So, if none of these reasons hold up (they don’t), we have a problem that will only continue to get worse unless we address it. Business processes will break, data analytics will be inaccurate, customers will be unhappy and money will be lost.
Fight Club and Project Mayhem
In a great comparison to the movie Fight Club, Lance Speck in First Rule of Integration: Do Not Talk About Integration, says that trying to charge ahead while bypassing the foundational work to make technologies talk results in total chaos:
With the explosion of data and technology, and the rise of various IT infrastructures with millions of endpoint application systems, formats and databases, maintaining connectivity can be hell. Most endpoints are now incompatible with each other as developers continue to build on top of them, transforming them into unique applications – puzzle pieces that no longer fit together seamlessly. IT has to weave these systems together, but frankly, it’s struggling. That’s why you need integration, which at a basic level is a set of program systems designed to connect your disparate sources for a coherent view of your business and your customers.

■ DATASET RECORDS
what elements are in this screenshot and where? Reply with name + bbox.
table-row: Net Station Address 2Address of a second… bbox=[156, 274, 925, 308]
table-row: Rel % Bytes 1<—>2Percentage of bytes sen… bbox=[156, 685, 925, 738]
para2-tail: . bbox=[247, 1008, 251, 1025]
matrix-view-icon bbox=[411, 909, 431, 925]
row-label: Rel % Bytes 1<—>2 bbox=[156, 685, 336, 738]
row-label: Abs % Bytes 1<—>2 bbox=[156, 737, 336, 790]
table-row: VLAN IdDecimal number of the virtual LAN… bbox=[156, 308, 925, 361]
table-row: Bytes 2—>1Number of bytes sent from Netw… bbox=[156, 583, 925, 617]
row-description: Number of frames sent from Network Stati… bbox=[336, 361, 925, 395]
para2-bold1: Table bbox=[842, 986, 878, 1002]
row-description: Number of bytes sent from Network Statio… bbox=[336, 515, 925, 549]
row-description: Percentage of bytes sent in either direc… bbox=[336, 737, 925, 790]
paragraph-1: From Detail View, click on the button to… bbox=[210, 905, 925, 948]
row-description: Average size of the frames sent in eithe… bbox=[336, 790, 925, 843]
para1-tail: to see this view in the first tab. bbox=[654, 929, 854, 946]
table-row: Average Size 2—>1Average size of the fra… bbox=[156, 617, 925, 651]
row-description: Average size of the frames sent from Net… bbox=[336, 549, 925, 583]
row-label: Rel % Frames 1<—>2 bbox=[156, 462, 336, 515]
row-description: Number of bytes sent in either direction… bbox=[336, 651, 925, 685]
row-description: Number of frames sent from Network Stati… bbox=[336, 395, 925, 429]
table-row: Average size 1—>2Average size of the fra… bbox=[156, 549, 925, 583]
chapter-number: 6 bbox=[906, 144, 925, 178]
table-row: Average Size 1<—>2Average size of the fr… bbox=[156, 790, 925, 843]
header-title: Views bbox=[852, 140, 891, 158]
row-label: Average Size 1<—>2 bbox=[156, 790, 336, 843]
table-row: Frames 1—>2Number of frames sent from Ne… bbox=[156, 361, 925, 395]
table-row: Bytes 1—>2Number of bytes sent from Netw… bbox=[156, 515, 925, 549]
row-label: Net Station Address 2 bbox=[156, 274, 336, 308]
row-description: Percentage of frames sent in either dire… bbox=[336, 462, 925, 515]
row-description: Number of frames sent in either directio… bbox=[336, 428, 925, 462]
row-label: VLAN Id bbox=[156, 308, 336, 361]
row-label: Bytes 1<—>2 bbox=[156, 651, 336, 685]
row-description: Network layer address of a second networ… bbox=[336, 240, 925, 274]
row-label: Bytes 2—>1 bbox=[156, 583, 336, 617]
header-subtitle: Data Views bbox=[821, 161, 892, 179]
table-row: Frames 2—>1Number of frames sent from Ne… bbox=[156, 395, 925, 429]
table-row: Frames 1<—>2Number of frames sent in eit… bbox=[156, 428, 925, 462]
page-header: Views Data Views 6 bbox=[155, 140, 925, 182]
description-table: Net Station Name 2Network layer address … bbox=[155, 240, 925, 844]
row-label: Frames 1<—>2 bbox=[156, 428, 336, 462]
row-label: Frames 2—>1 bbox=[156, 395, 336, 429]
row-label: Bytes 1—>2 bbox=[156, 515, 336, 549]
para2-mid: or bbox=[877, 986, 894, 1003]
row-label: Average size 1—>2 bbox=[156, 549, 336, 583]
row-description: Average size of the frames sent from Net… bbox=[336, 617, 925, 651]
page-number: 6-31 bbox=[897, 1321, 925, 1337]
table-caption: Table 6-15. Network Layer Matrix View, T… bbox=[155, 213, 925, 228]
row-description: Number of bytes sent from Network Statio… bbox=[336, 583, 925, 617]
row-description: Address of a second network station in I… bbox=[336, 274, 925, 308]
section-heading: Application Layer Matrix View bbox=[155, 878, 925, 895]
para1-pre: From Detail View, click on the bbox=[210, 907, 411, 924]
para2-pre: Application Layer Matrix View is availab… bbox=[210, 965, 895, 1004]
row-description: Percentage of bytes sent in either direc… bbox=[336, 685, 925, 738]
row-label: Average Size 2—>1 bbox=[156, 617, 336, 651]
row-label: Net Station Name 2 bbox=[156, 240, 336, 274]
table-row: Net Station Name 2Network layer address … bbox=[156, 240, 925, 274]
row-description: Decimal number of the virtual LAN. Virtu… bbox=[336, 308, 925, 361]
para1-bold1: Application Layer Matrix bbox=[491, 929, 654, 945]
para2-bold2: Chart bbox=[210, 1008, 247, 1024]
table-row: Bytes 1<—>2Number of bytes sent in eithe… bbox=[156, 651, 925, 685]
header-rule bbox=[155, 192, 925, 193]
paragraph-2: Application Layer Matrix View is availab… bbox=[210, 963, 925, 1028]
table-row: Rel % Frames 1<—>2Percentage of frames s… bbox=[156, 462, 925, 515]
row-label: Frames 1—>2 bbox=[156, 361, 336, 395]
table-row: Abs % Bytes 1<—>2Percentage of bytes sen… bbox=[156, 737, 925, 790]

■ EXERCISE TASKS
**A)** Write out the passage from the text on integration starting at "So, if none" and ending at "will be lost.".
**B)** In the text on integration, who compares bypassing the foundational integration work to the movie Fight Club?

■ ANSWERS BY ITEM NUMBER
**A)**
So, if none of these reasons hold up (they don’t), we have a problem that will only continue to get worse unless we address it. Business processes will break, data analytics will be inaccurate, customers will be unhappy and money will be lost.

**B)** Lance Speck